THE PROBLEM - Your task is to output the entries below word for word.

━━━━━ INFORMATION SUPPLIED

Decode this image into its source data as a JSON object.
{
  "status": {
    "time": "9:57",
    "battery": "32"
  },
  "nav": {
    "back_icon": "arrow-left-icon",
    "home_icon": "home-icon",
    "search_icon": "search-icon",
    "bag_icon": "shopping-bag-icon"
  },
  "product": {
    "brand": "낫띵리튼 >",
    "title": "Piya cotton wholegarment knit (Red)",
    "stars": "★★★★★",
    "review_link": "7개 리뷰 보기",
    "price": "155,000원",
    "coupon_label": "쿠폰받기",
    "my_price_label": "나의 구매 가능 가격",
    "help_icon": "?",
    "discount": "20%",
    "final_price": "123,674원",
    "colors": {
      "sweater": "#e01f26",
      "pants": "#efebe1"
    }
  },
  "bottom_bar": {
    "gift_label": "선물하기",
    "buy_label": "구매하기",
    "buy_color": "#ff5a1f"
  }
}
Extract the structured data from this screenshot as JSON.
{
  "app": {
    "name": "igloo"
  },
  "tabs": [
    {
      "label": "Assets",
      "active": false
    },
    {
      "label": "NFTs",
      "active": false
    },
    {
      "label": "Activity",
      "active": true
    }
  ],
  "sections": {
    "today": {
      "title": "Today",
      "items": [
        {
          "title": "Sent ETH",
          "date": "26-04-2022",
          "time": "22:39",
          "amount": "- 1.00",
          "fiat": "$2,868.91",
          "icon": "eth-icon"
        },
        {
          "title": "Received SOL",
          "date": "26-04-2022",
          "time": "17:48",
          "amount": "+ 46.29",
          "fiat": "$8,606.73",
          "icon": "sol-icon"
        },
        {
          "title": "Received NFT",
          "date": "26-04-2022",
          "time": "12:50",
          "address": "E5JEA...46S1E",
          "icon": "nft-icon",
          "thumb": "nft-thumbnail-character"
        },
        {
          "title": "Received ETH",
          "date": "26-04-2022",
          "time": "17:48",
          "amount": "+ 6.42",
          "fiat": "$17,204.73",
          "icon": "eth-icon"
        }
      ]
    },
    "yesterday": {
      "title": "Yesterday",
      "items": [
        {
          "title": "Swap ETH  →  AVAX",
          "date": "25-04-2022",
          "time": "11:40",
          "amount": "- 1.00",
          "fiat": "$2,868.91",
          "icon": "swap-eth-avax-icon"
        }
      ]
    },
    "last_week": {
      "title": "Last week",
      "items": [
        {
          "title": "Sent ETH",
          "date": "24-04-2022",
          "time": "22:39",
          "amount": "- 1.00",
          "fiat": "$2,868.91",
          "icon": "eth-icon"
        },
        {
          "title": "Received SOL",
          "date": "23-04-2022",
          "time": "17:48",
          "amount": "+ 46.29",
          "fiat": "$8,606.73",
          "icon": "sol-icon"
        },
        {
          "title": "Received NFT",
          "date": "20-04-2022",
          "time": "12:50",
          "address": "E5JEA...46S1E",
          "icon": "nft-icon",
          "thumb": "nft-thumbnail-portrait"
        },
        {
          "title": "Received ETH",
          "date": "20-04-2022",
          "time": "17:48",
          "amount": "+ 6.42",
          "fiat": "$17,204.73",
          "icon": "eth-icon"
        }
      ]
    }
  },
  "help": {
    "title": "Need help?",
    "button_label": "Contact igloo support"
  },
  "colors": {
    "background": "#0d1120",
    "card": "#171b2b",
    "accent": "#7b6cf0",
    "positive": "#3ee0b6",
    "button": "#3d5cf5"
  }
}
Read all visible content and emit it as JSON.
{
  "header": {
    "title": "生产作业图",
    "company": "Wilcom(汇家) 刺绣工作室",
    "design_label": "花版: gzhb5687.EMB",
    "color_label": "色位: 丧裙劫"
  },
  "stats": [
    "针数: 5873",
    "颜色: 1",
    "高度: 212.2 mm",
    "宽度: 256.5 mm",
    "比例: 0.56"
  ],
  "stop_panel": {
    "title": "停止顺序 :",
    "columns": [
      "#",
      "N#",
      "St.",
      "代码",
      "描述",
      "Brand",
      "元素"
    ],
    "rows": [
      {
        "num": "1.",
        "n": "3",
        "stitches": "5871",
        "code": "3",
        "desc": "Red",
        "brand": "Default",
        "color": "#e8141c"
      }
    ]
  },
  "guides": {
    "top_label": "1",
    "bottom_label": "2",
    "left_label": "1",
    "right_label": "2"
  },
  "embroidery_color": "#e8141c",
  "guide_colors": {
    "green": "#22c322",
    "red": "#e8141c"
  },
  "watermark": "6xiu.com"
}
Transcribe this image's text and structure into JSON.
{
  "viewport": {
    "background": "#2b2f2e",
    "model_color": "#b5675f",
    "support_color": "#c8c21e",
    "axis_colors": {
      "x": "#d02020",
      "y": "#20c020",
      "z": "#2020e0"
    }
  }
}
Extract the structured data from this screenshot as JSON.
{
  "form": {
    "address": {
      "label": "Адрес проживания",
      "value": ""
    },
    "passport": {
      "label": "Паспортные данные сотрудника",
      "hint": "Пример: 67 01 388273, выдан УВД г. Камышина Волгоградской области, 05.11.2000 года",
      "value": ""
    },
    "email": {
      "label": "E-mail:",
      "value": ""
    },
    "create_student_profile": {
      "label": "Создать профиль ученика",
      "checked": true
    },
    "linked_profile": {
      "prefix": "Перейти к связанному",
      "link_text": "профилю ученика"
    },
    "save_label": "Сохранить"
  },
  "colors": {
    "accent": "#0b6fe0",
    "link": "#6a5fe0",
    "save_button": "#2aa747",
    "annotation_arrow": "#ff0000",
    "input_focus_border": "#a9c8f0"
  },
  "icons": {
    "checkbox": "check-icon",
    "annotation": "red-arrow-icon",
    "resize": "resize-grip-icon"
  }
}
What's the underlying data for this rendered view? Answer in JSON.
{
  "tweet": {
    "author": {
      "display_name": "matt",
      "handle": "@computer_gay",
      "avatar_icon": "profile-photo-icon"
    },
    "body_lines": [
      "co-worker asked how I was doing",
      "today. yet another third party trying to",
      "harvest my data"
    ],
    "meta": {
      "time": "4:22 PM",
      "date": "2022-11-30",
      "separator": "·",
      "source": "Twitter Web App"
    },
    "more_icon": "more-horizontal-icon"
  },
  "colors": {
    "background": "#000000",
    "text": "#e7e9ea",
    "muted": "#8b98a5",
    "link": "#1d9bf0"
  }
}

━━━━━━━━━━

SOLUTION FOR THIS TASK -
Decode this image into its source data as a JSON object.
{
  "status": {
    "time": "9:57",
    "battery": "32"
  },
  "nav": {
    "back_icon": "arrow-left-icon",
    "home_icon": "home-icon",
    "search_icon": "search-icon",
    "bag_icon": "shopping-bag-icon"
  },
  "product": {
    "brand": "낫띵리튼 >",
    "title": "Piya cotton wholegarment knit (Red)",
    "stars": "★★★★★",
    "review_link": "7개 리뷰 보기",
    "price": "155,000원",
    "coupon_label": "쿠폰받기",
    "my_price_label": "나의 구매 가능 가격",
    "help_icon": "?",
    "discount": "20%",
    "final_price": "123,674원",
    "colors": {
      "sweater": "#e01f26",
      "pants": "#efebe1"
    }
  },
  "bottom_bar": {
    "gift_label": "선물하기",
    "buy_label": "구매하기",
    "buy_color": "#ff5a1f"
  }
}
Extract the structured data from this screenshot as JSON.
{
  "app": {
    "name": "igloo"
  },
  "tabs": [
    {
      "label": "Assets",
      "active": false
    },
    {
      "label": "NFTs",
      "active": false
    },
    {
      "label": "Activity",
      "active": true
    }
  ],
  "sections": {
    "today": {
      "title": "Today",
      "items": [
        {
          "title": "Sent ETH",
          "date": "26-04-2022",
          "time": "22:39",
          "amount": "- 1.00",
          "fiat": "$2,868.91",
          "icon": "eth-icon"
        },
        {
          "title": "Received SOL",
          "date": "26-04-2022",
          "time": "17:48",
          "amount": "+ 46.29",
          "fiat": "$8,606.73",
          "icon": "sol-icon"
        },
        {
          "title": "Received NFT",
          "date": "26-04-2022",
          "time": "12:50",
          "address": "E5JEA...46S1E",
          "icon": "nft-icon",
          "thumb": "nft-thumbnail-character"
        },
        {
          "title": "Received ETH",
          "date": "26-04-2022",
          "time": "17:48",
          "amount": "+ 6.42",
          "fiat": "$17,204.73",
          "icon": "eth-icon"
        }
      ]
    },
    "yesterday": {
      "title": "Yesterday",
      "items": [
        {
          "title": "Swap ETH  →  AVAX",
          "date": "25-04-2022",
          "time": "11:40",
          "amount": "- 1.00",
          "fiat": "$2,868.91",
          "icon": "swap-eth-avax-icon"
        }
      ]
    },
    "last_week": {
      "title": "Last week",
      "items": [
        {
          "title": "Sent ETH",
          "date": "24-04-2022",
          "time": "22:39",
          "amount": "- 1.00",
          "fiat": "$2,868.91",
          "icon": "eth-icon"
        },
        {
          "title": "Received SOL",
          "date": "23-04-2022",
          "time": "17:48",
          "amount": "+ 46.29",
          "fiat": "$8,606.73",
          "icon": "sol-icon"
        },
        {
          "title": "Received NFT",
          "date": "20-04-2022",
          "time": "12:50",
          "address": "E5JEA...46S1E",
          "icon": "nft-icon",
          "thumb": "nft-thumbnail-portrait"
        },
        {
          "title": "Received ETH",
          "date": "20-04-2022",
          "time": "17:48",
          "amount": "+ 6.42",
          "fiat": "$17,204.73",
          "icon": "eth-icon"
        }
      ]
    }
  },
  "help": {
    "title": "Need help?",
    "button_label": "Contact igloo support"
  },
  "colors": {
    "background": "#0d1120",
    "card": "#171b2b",
    "accent": "#7b6cf0",
    "positive": "#3ee0b6",
    "button": "#3d5cf5"
  }
}
Read all visible content and emit it as JSON.
{
  "header": {
    "title": "生产作业图",
    "company": "Wilcom(汇家) 刺绣工作室",
    "design_label": "花版: gzhb5687.EMB",
    "color_label": "色位: 丧裙劫"
  },
  "stats": [
    "针数: 5873",
    "颜色: 1",
    "高度: 212.2 mm",
    "宽度: 256.5 mm",
    "比例: 0.56"
  ],
  "stop_panel": {
    "title": "停止顺序 :",
    "columns": [
      "#",
      "N#",
      "St.",
      "代码",
      "描述",
      "Brand",
      "元素"
    ],
    "rows": [
      {
        "num": "1.",
        "n": "3",
        "stitches": "5871",
        "code": "3",
        "desc": "Red",
        "brand": "Default",
        "color": "#e8141c"
      }
    ]
  },
  "guides": {
    "top_label": "1",
    "bottom_label": "2",
    "left_label": "1",
    "right_label": "2"
  },
  "embroidery_color": "#e8141c",
  "guide_colors": {
    "green": "#22c322",
    "red": "#e8141c"
  },
  "watermark": "6xiu.com"
}
Transcribe this image's text and structure into JSON.
{
  "viewport": {
    "background": "#2b2f2e",
    "model_color": "#b5675f",
    "support_color": "#c8c21e",
    "axis_colors": {
      "x": "#d02020",
      "y": "#20c020",
      "z": "#2020e0"
    }
  }
}
Extract the structured data from this screenshot as JSON.
{
  "form": {
    "address": {
      "label": "Адрес проживания",
      "value": ""
    },
    "passport": {
      "label": "Паспортные данные сотрудника",
      "hint": "Пример: 67 01 388273, выдан УВД г. Камышина Волгоградской области, 05.11.2000 года",
      "value": ""
    },
    "email": {
      "label": "E-mail:",
      "value": ""
    },
    "create_student_profile": {
      "label": "Создать профиль ученика",
      "checked": true
    },
    "linked_profile": {
      "prefix": "Перейти к связанному",
      "link_text": "профилю ученика"
    },
    "save_label": "Сохранить"
  },
  "colors": {
    "accent": "#0b6fe0",
    "link": "#6a5fe0",
    "save_button": "#2aa747",
    "annotation_arrow": "#ff0000",
    "input_focus_border": "#a9c8f0"
  },
  "icons": {
    "checkbox": "check-icon",
    "annotation": "red-arrow-icon",
    "resize": "resize-grip-icon"
  }
}
What's the underlying data for this rendered view? Answer in JSON.
{
  "tweet": {
    "author": {
      "display_name": "matt",
      "handle": "@computer_gay",
      "avatar_icon": "profile-photo-icon"
    },
    "body_lines": [
      "co-worker asked how I was doing",
      "today. yet another third party trying to",
      "harvest my data"
    ],
    "meta": {
      "time": "4:22 PM",
      "date": "2022-11-30",
      "separator": "·",
      "source": "Twitter Web App"
    },
    "more_icon": "more-horizontal-icon"
  },
  "colors": {
    "background": "#000000",
    "text": "#e7e9ea",
    "muted": "#8b98a5",
    "link": "#1d9bf0"
  }
}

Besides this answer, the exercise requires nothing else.